Stated exercise |
Bring together all lines of the material below that contain the string "used".

Listed entries |
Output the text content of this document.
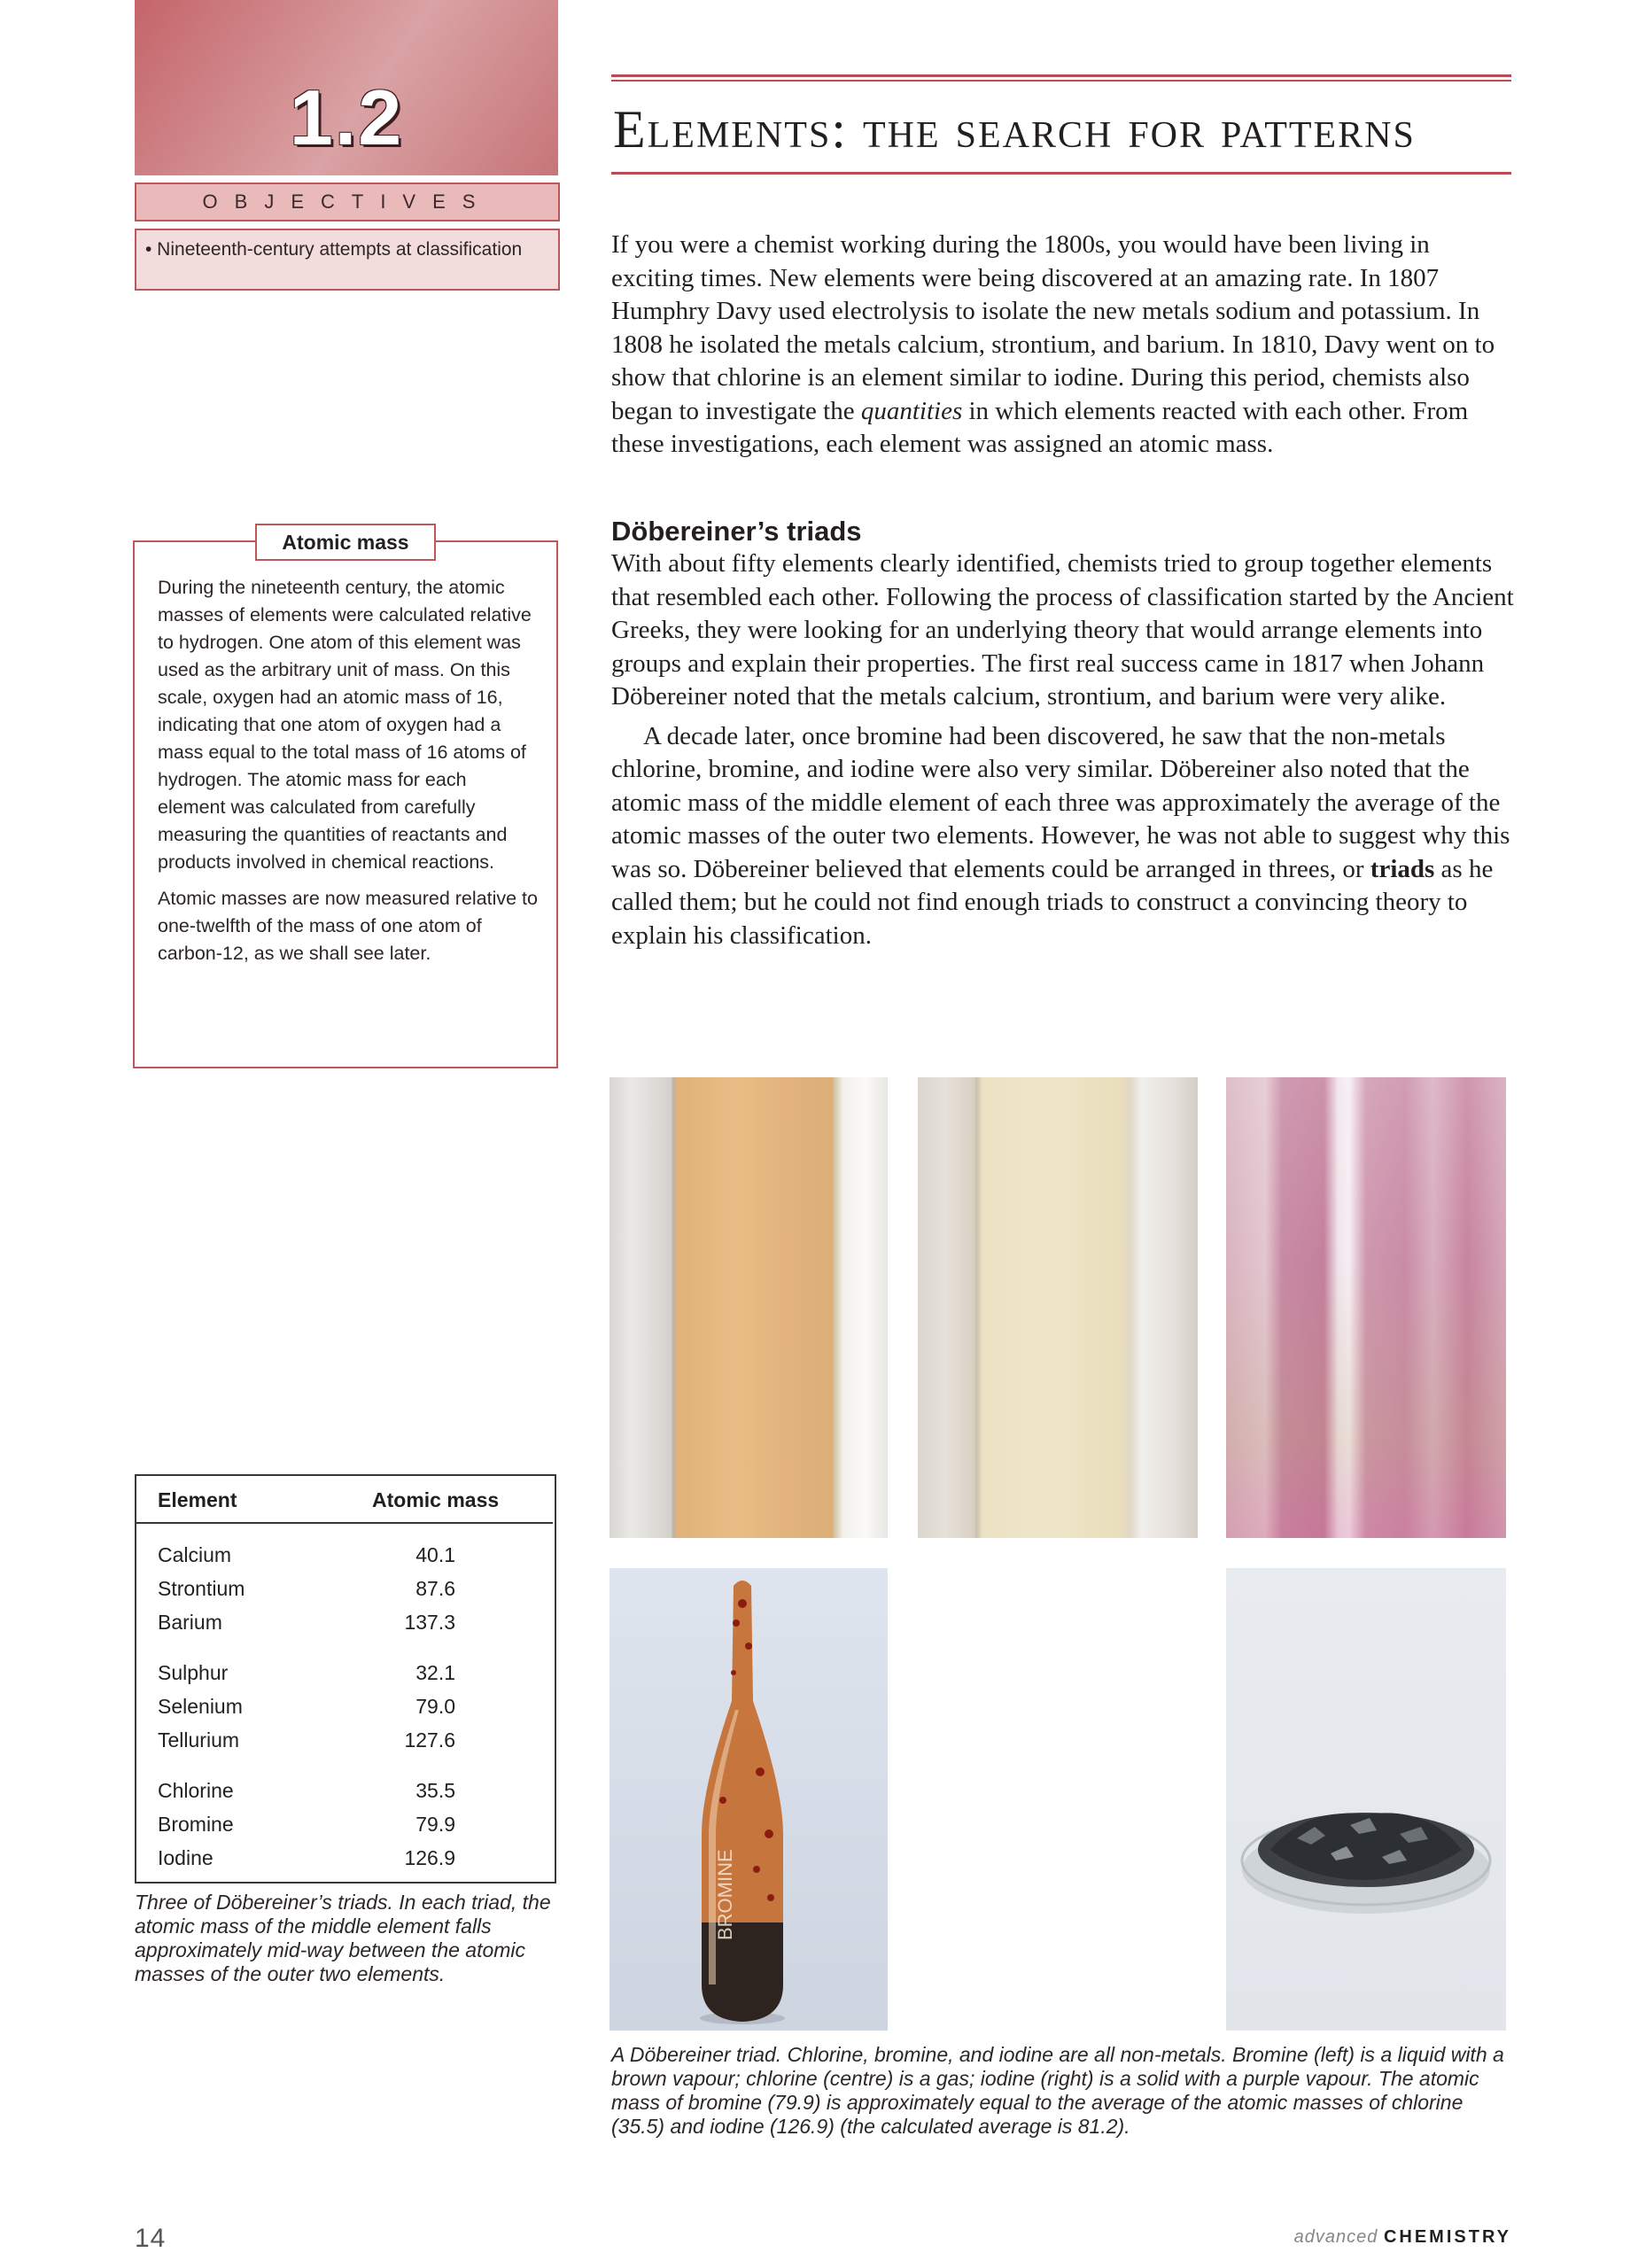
1.2
OBJECTIVES
• Nineteenth-century attempts at classification
Elements: the search for patterns

If you were a chemist working during the 1800s, you would have been living in exciting times. New elements were being discovered at an amazing rate. In 1807 Humphry Davy used electrolysis to isolate the new metals sodium and potassium. In 1808 he isolated the metals calcium, strontium, and barium. In 1810, Davy went on to show that chlorine is an element similar to iodine. During this period, chemists also began to investigate the quantities in which elements reacted with each other. From these investigations, each element was assigned an atomic mass.

Döbereiner’s triads

With about fifty elements clearly identified, chemists tried to group together elements that resembled each other. Following the process of classification started by the Ancient Greeks, they were looking for an underlying theory that would arrange elements into groups and explain their properties. The first real success came in 1817 when Johann Döbereiner noted that the metals calcium, strontium, and barium were very alike.

A decade later, once bromine had been discovered, he saw that the non-metals chlorine, bromine, and iodine were also very similar. Döbereiner also noted that the atomic mass of the middle element of each three was approximately the average of the atomic masses of the outer two elements. However, he was not able to suggest why this was so. Döbereiner believed that elements could be arranged in threes, or triads as he called them; but he could not find enough triads to construct a convincing theory to explain his classification.

Atomic mass

During the nineteenth century, the atomic masses of elements were calculated relative to hydrogen. One atom of this element was used as the arbitrary unit of mass. On this scale, oxygen had an atomic mass of 16, indicating that one atom of oxygen had a mass equal to the total mass of 16 atoms of hydrogen. The atomic mass for each element was calculated from carefully measuring the quantities of reactants and products involved in chemical reactions.

Atomic masses are now measured relative to one-twelfth of the mass of one atom of carbon-12, as we shall see later.

Element	Atomic mass
Calcium	40.1
Strontium	87.6
Barium	137.3
Sulphur	32.1
Selenium	79.0
Tellurium	127.6
Chlorine	35.5
Bromine	79.9
Iodine	126.9
Three of Döbereiner’s triads. In each triad, the atomic mass of the middle element falls approximately mid-way between the atomic masses of the outer two elements.
BROMINE
A Döbereiner triad. Chlorine, bromine, and iodine are all non-metals. Bromine (left) is a liquid with a brown vapour; chlorine (centre) is a gas; iodine (right) is a solid with a purple vapour. The atomic mass of bromine (79.9) is approximately equal to the average of the atomic masses of chlorine (35.5) and iodine (126.9) (the calculated average is 81.2).
14	advanced CHEMISTRY
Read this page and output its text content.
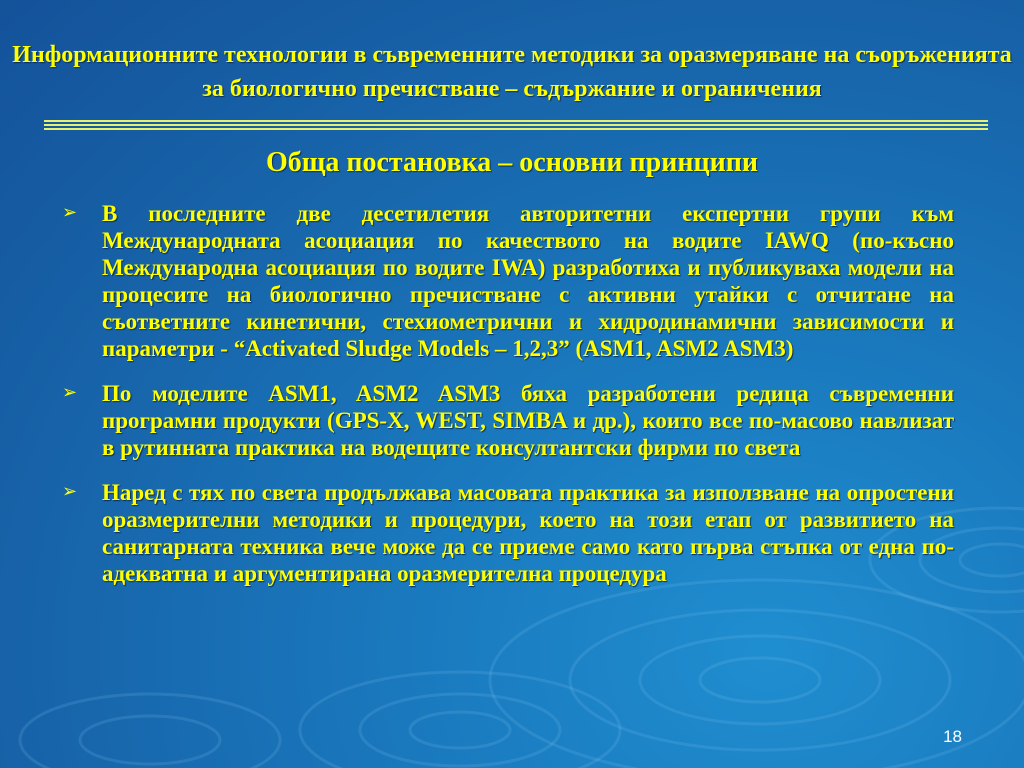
Информационните технологии в съвременните методики за оразмеряване на съоръженията за биологично пречистване – съдържание и ограничения
Обща постановка – основни принципи
➢ В последните две десетилетия авторитетни експертни групи към Международната асоциация по качеството на водите IAWQ (по-късно Международна асоциация по водите IWA) разработиха и публикуваха модели на процесите на биологично пречистване с активни утайки с отчитане на съответните кинетични, стехиометрични и хидродинамични зависимости и параметри - “Activated Sludge Models – 1,2,3” (ASM1, ASM2 ASM3)
➢ По моделите ASM1, ASM2 ASM3 бяха разработени редица съвременни програмни продукти (GPS-X, WEST, SIMBA и др.), които все по-масово навлизат в рутинната практика на водещите консултантски фирми по света
➢ Наред с тях по света продължава масовата практика за използване на опростени оразмерителни методики и процедури, което на този етап от развитието на санитарната техника вече може да се приеме само като първа стъпка от една по-адекватна и аргументирана оразмерителна процедура
18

Correct output |
If you were a chemist working during the 1800s, you would have been living in exciting times. New elements were being discovered at an amazing rate. In 1807 Humphry Davy used electrolysis to isolate the new metals sodium and potassium. In 1808 he isolated the metals calcium, strontium, and barium. In 1810, Davy went on to show that chlorine is an element similar to iodine. During this period, chemists also began to investigate the quantities in which elements reacted with each other. From these investigations, each element was assigned an atomic mass.
During the nineteenth century, the atomic masses of elements were calculated relative to hydrogen. One atom of this element was used as the arbitrary unit of mass. On this scale, oxygen had an atomic mass of 16, indicating that one atom of oxygen had a mass equal to the total mass of 16 atoms of hydrogen. The atomic mass for each element was calculated from carefully measuring the quantities of reactants and products involved in chemical reactions.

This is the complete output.